TASK DETAILS »
Report only how many lines hold the word "ylabel".

DATA SHOWN »
-- start --

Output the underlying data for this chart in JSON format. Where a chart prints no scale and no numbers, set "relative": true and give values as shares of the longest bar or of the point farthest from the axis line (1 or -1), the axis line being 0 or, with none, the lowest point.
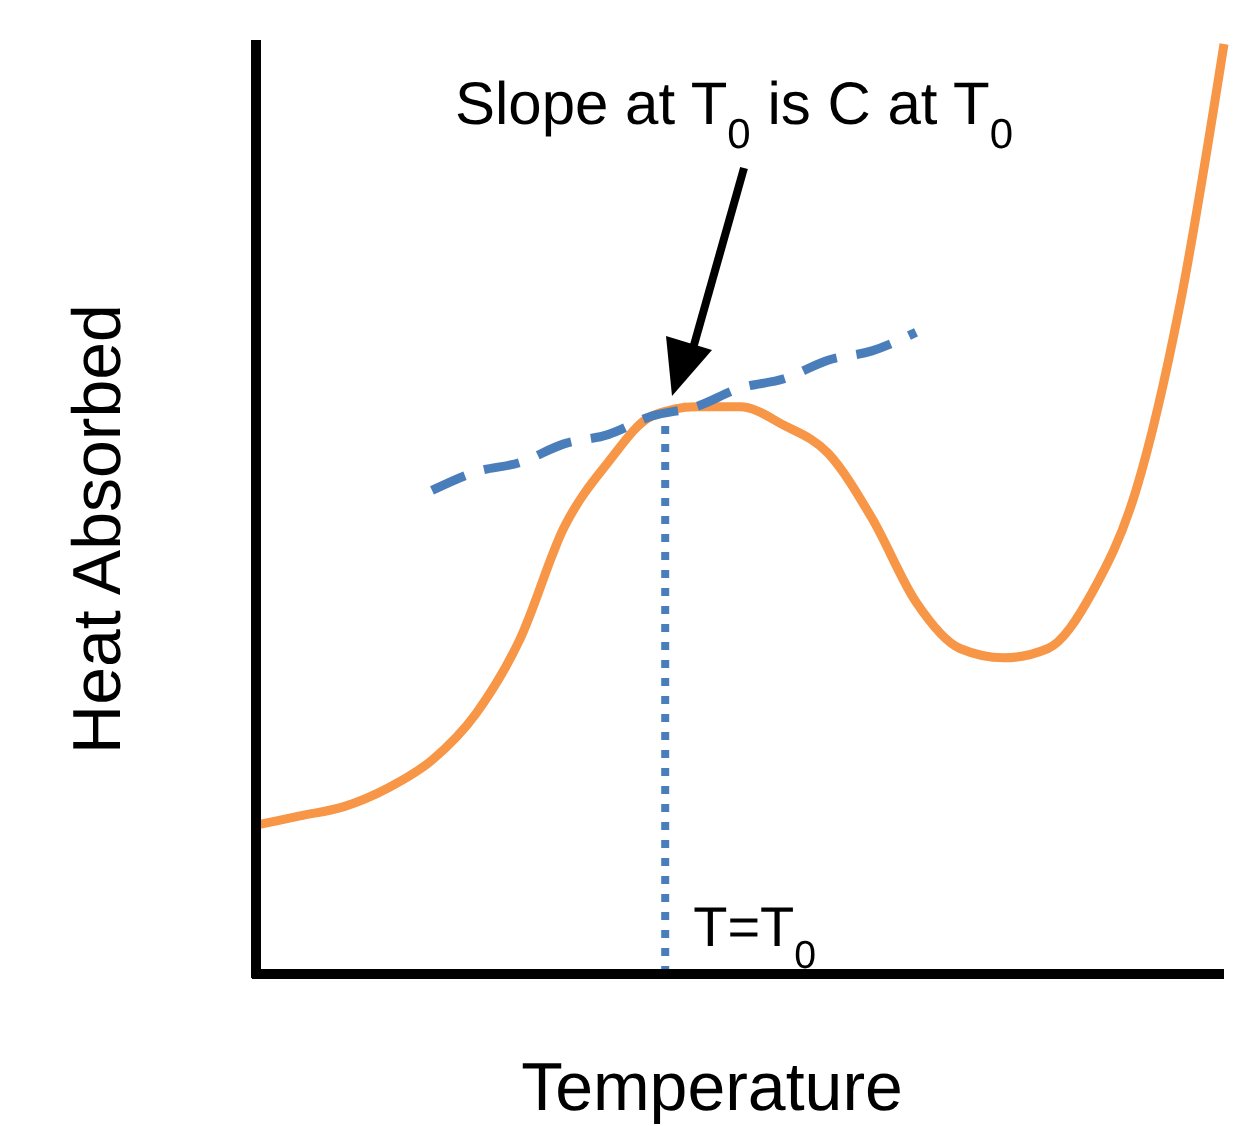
{
  "chart_data": {
    "type": "line",
    "relative": true,
    "xlabel": "Temperature",
    "ylabel": "Heat Absorbed",
    "categories": [
      null,
      null,
      null,
      null,
      null,
      null,
      null,
      null,
      null,
      null,
      null,
      null,
      null,
      null,
      null,
      null,
      null,
      null,
      null,
      null,
      null,
      null,
      null
    ],
    "series": [
      {
        "color": "#f79646",
        "values": [
          0.16,
          0.17,
          0.18,
          0.2,
          0.23,
          0.28,
          0.36,
          0.48,
          0.55,
          0.6,
          0.61,
          0.61,
          0.59,
          0.56,
          0.49,
          0.4,
          0.35,
          0.34,
          0.35,
          0.41,
          0.52,
          0.72,
          1.0
        ]
      },
      {
        "color": "#4a7ebb",
        "line_style": "dashed",
        "values": [
          null,
          null,
          null,
          null,
          0.52,
          0.54,
          0.55,
          0.57,
          0.58,
          0.6,
          0.61,
          0.63,
          0.64,
          0.66,
          0.67,
          0.69,
          null,
          null,
          null,
          null,
          null,
          null,
          null
        ]
      }
    ],
    "annotations": [
      "Slope at T$_{0}$ is C at T$_{0}$",
      "T=T$_{0}$"
    ]
  }
}
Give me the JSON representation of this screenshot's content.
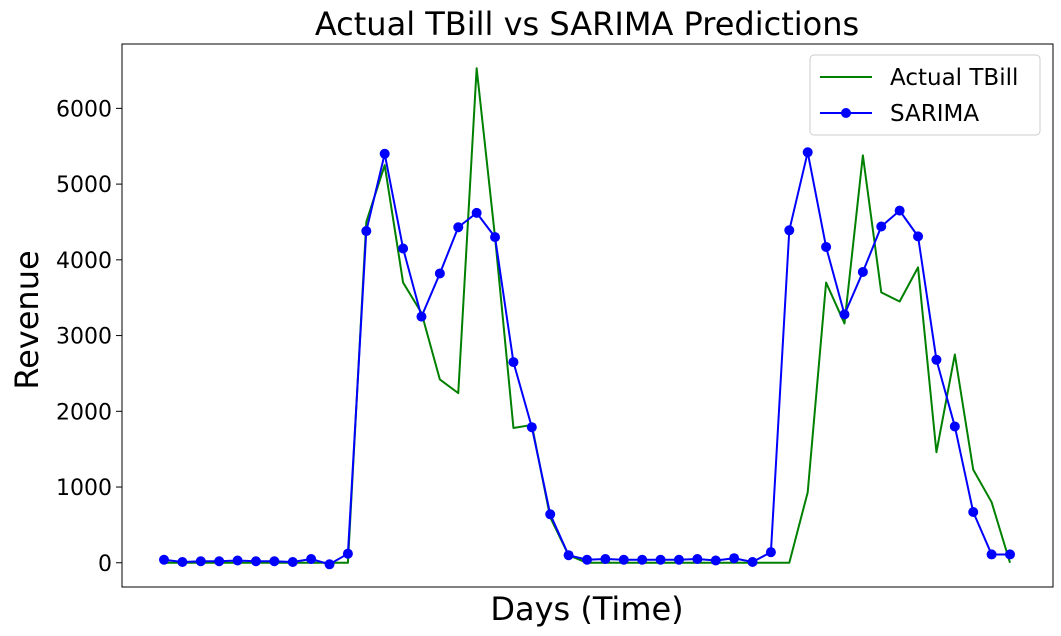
{
  "chart_data": {
    "type": "line",
    "title": "Actual TBill vs SARIMA Predictions",
    "xlabel": "Days (Time)",
    "ylabel": "Revenue",
    "ylim": [
      -320,
      6850
    ],
    "yticks": [
      0,
      1000,
      2000,
      3000,
      4000,
      5000,
      6000
    ],
    "ytick_labels": [
      "0",
      "1000",
      "2000",
      "3000",
      "4000",
      "5000",
      "6000"
    ],
    "x_tick_labels": false,
    "grid": false,
    "legend_position": "top-right",
    "x": [
      0,
      1,
      2,
      3,
      4,
      5,
      6,
      7,
      8,
      9,
      10,
      11,
      12,
      13,
      14,
      15,
      16,
      17,
      18,
      19,
      20,
      21,
      22,
      23,
      24,
      25,
      26,
      27,
      28,
      29,
      30,
      31,
      32,
      33,
      34,
      35,
      36,
      37,
      38,
      39,
      40,
      41,
      42,
      43,
      44,
      45,
      46
    ],
    "series": [
      {
        "name": "Actual TBill",
        "color": "#008000",
        "marker": "none",
        "values": [
          0,
          0,
          0,
          0,
          0,
          0,
          0,
          0,
          0,
          0,
          0,
          4500,
          5250,
          3700,
          3300,
          2420,
          2240,
          6530,
          4300,
          1780,
          1820,
          600,
          100,
          0,
          0,
          0,
          0,
          0,
          0,
          0,
          0,
          0,
          0,
          0,
          0,
          930,
          3700,
          3160,
          5380,
          3570,
          3450,
          3900,
          1460,
          2750,
          1230,
          800,
          0
        ]
      },
      {
        "name": "SARIMA",
        "color": "#0000ff",
        "marker": "circle",
        "values": [
          40,
          10,
          20,
          20,
          30,
          20,
          20,
          10,
          50,
          -20,
          120,
          4380,
          5400,
          4150,
          3250,
          3820,
          4430,
          4620,
          4300,
          2650,
          1790,
          640,
          100,
          40,
          50,
          40,
          40,
          40,
          40,
          50,
          30,
          60,
          10,
          140,
          4390,
          5420,
          4170,
          3280,
          3840,
          4440,
          4650,
          4310,
          2680,
          1800,
          670,
          110,
          110
        ]
      }
    ]
  }
}
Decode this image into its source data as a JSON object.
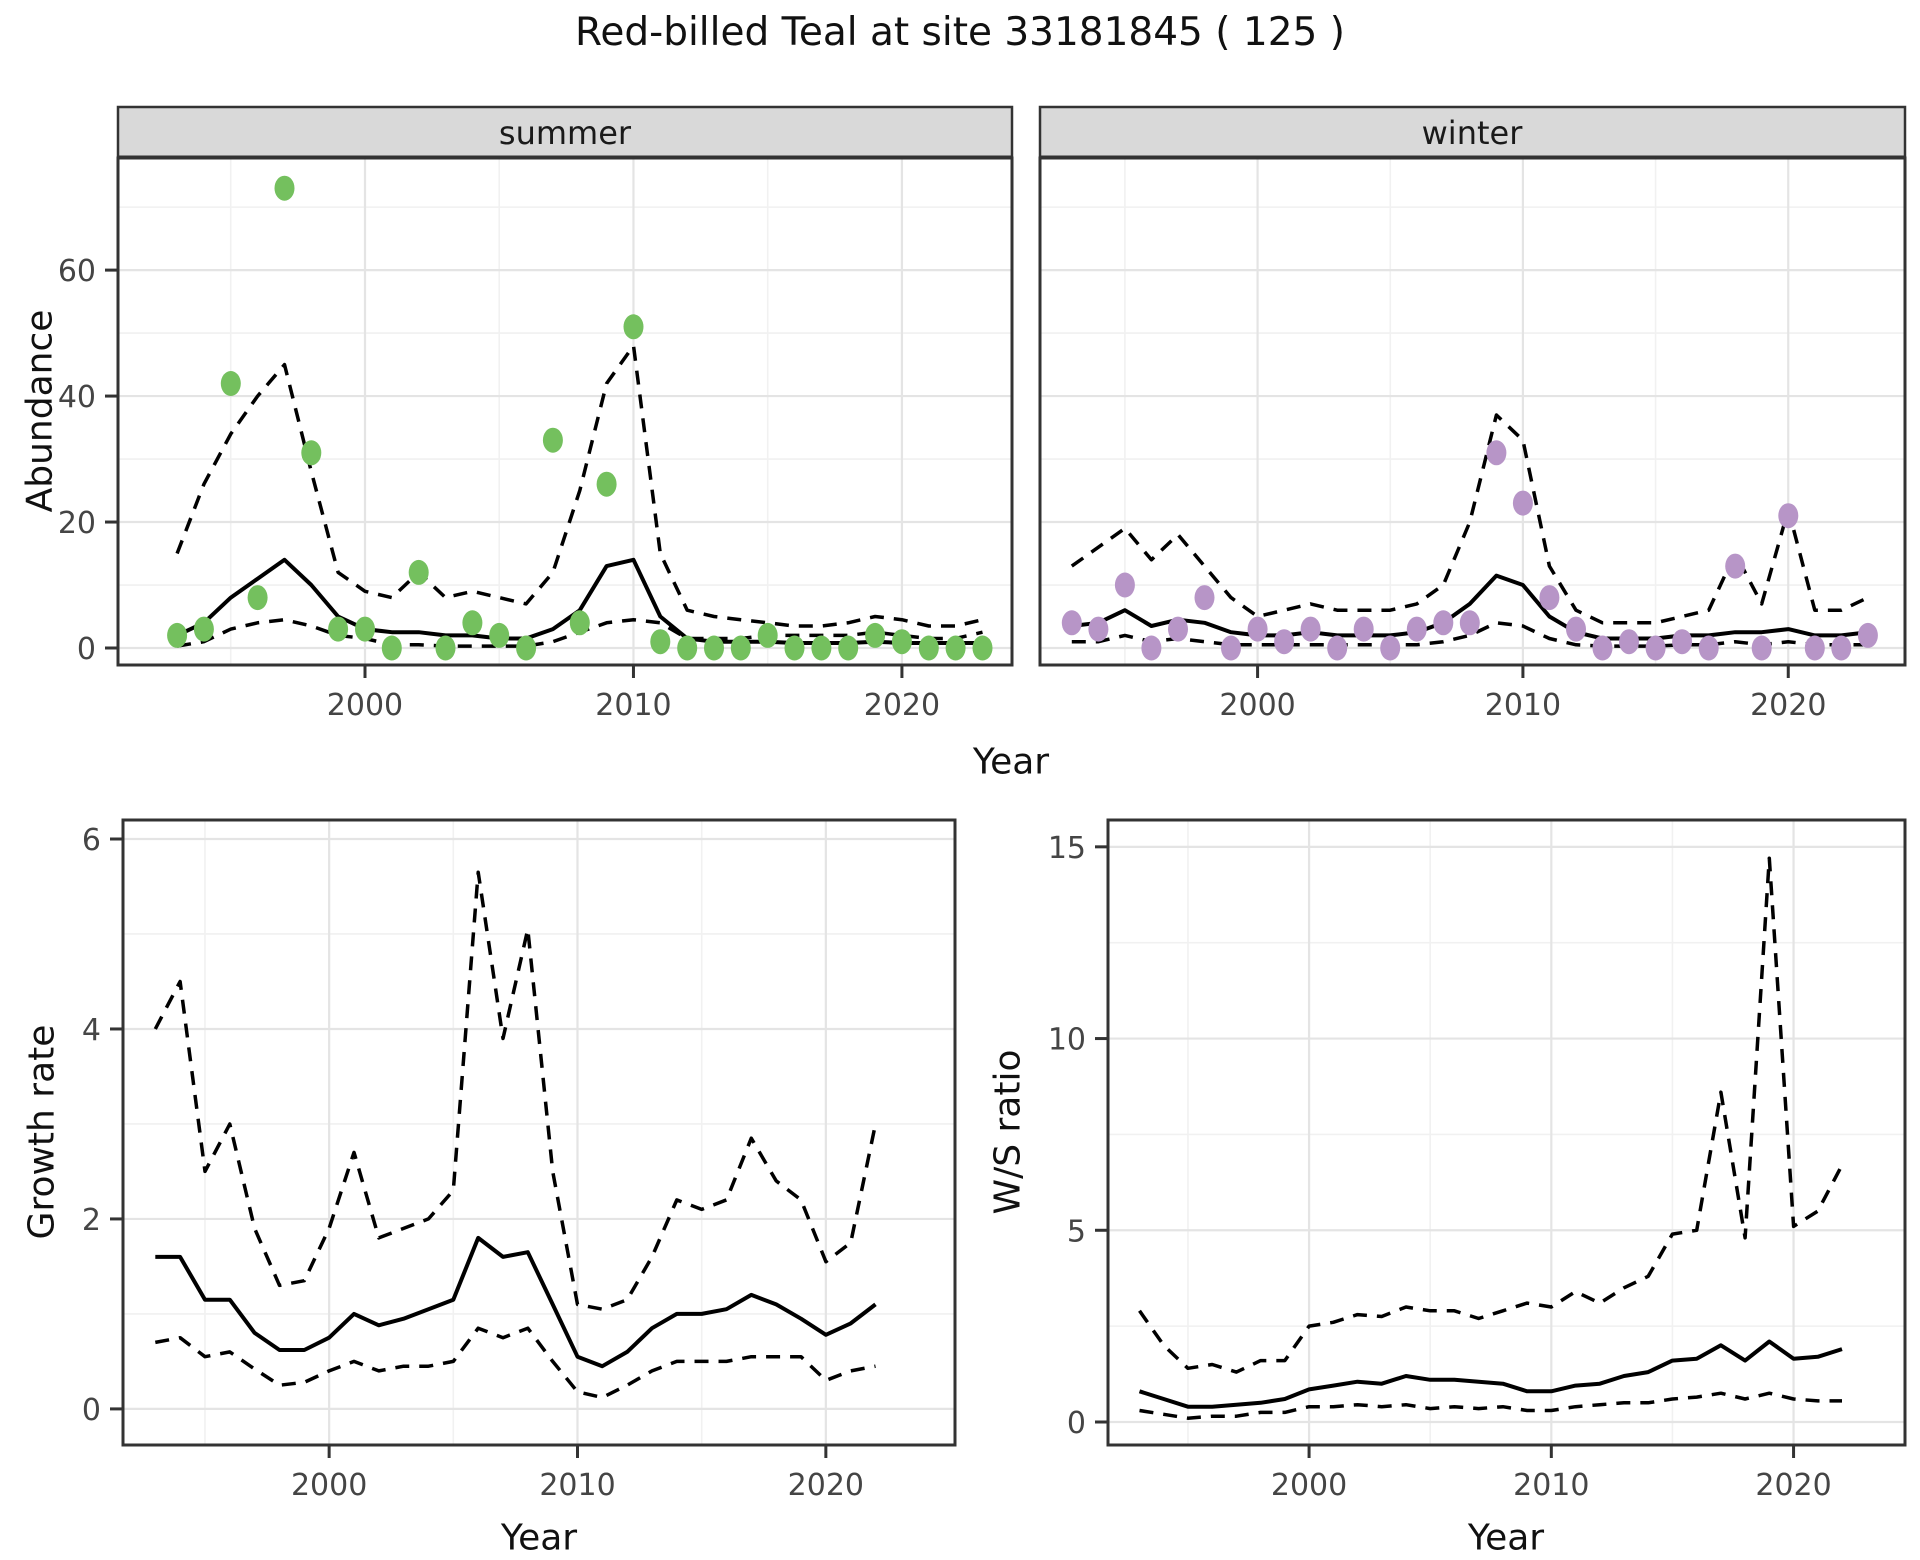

-- end --

THE RESPONSE »
2